EXERCISE INPUT =

----

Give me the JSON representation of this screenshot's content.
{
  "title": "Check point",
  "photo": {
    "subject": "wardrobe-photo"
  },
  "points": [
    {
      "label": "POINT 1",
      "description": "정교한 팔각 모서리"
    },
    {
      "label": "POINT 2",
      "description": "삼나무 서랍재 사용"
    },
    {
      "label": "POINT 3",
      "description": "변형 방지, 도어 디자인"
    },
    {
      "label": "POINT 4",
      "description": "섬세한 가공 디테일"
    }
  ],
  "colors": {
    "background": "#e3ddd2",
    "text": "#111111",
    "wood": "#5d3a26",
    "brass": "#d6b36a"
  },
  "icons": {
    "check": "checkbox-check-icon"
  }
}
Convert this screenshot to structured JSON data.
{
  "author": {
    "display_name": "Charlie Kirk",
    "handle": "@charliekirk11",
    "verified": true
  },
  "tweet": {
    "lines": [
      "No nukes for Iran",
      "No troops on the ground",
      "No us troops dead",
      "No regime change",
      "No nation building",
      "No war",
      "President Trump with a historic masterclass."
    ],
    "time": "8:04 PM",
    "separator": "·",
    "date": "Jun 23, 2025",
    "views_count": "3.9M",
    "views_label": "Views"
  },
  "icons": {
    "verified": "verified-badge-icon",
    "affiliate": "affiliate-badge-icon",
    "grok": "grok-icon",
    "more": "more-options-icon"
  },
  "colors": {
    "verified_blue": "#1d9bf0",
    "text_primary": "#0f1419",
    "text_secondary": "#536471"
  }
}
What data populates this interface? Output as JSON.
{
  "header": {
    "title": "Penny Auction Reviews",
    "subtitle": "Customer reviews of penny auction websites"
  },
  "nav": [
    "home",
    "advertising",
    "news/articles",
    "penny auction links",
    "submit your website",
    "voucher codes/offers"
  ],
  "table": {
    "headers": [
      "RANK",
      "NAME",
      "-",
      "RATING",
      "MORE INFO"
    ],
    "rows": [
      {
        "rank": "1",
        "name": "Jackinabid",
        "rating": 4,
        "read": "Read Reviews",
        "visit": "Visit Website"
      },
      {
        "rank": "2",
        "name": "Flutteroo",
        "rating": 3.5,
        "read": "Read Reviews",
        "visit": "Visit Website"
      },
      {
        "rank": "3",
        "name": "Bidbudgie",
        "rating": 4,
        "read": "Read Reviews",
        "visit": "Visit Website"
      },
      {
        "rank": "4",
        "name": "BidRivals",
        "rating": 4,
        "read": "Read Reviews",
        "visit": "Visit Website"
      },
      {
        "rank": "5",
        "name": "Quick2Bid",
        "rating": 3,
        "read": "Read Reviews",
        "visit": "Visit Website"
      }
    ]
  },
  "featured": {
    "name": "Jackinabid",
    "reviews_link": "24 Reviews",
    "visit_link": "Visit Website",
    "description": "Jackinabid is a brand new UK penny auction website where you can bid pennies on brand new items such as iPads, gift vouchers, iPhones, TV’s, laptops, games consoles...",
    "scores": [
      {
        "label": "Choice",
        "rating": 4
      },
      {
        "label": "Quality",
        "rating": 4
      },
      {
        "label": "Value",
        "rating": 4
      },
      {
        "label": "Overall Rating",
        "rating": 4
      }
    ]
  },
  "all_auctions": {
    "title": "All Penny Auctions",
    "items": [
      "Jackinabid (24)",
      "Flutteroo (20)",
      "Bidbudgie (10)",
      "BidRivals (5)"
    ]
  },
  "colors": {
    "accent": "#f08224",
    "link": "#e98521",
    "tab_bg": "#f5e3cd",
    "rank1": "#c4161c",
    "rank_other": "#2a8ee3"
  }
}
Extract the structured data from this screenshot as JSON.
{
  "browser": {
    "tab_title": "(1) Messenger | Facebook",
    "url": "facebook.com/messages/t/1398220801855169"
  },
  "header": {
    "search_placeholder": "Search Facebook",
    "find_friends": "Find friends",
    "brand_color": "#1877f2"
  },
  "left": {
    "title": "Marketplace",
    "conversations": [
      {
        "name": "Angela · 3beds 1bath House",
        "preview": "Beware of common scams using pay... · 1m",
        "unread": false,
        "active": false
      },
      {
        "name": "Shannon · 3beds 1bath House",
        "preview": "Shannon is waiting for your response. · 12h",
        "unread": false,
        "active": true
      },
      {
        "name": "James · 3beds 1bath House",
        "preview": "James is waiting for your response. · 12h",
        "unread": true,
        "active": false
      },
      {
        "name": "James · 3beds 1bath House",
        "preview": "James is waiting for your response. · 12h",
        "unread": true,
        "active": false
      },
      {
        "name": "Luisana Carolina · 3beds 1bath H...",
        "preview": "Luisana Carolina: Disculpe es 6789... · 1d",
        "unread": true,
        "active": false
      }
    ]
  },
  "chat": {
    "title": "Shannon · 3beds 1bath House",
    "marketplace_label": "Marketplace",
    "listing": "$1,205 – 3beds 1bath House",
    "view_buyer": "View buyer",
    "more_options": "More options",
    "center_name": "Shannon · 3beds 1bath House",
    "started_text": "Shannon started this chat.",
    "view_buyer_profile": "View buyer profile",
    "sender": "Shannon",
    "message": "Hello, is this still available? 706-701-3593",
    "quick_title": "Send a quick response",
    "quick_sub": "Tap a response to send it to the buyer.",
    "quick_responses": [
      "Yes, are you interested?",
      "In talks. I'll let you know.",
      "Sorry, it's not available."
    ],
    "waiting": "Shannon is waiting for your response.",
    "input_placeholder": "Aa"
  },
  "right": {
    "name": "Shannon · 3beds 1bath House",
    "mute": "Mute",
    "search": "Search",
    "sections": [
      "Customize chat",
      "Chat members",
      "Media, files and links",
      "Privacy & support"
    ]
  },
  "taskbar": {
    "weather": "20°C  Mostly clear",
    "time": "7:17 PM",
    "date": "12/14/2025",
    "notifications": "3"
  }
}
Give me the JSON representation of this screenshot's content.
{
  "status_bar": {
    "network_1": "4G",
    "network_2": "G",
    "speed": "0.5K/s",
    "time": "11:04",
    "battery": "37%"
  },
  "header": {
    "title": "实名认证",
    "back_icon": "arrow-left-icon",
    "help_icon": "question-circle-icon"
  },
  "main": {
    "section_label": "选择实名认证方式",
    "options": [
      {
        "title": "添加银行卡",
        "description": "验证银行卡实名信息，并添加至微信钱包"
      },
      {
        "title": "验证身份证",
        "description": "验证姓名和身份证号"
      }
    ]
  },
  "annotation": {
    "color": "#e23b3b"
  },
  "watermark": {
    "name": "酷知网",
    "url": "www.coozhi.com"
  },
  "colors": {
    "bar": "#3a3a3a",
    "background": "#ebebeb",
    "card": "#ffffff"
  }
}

----

PROBLEM STATEMENT = From the listing above, pick out each line where the word "Shannon" appears.

ANSWER TO THE TASK =
        "name": "Shannon · 3beds 1bath House",
        "preview": "Shannon is waiting for your response. · 12h",
    "title": "Shannon · 3beds 1bath House",
    "center_name": "Shannon · 3beds 1bath House",
    "started_text": "Shannon started this chat.",
    "sender": "Shannon",
    "waiting": "Shannon is waiting for your response.",
    "name": "Shannon · 3beds 1bath House",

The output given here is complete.